• Given exercise:
Pull out every line with the word "매일신문".

[Raw records]
#####
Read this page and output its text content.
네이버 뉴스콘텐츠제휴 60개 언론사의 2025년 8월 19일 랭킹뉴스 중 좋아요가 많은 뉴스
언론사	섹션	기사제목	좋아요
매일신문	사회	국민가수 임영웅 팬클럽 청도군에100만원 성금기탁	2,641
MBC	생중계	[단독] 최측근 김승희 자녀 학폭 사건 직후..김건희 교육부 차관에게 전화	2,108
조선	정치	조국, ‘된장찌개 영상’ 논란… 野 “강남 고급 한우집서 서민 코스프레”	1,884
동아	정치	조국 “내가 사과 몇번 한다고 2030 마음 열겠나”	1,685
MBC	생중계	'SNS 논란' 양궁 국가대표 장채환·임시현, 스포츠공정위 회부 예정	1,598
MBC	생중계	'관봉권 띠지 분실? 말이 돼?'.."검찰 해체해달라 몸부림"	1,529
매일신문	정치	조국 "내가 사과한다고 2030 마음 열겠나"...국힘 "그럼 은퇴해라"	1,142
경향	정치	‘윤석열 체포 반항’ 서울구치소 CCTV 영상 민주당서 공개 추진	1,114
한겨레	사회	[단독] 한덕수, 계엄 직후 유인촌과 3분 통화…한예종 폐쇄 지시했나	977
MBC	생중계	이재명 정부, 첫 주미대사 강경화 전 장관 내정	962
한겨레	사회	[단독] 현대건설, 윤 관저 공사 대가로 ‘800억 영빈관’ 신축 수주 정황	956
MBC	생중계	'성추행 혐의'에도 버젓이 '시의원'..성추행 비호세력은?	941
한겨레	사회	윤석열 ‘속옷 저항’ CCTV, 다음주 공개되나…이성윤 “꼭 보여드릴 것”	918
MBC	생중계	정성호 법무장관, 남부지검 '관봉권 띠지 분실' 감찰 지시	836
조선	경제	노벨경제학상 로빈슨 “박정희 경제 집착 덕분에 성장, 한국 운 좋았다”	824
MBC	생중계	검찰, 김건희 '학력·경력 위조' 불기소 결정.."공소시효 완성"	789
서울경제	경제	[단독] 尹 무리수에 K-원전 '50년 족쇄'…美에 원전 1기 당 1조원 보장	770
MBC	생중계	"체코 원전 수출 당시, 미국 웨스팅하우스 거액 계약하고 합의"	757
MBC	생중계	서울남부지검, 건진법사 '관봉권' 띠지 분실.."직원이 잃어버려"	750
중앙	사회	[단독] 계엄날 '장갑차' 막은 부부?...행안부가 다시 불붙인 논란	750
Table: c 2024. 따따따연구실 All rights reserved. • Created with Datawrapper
#####
• Result of the task:
매일신문	사회	국민가수 임영웅 팬클럽 청도군에100만원 성금기탁	2,641
매일신문	정치	조국 "내가 사과한다고 2030 마음 열겠나"...국힘 "그럼 은퇴해라"	1,142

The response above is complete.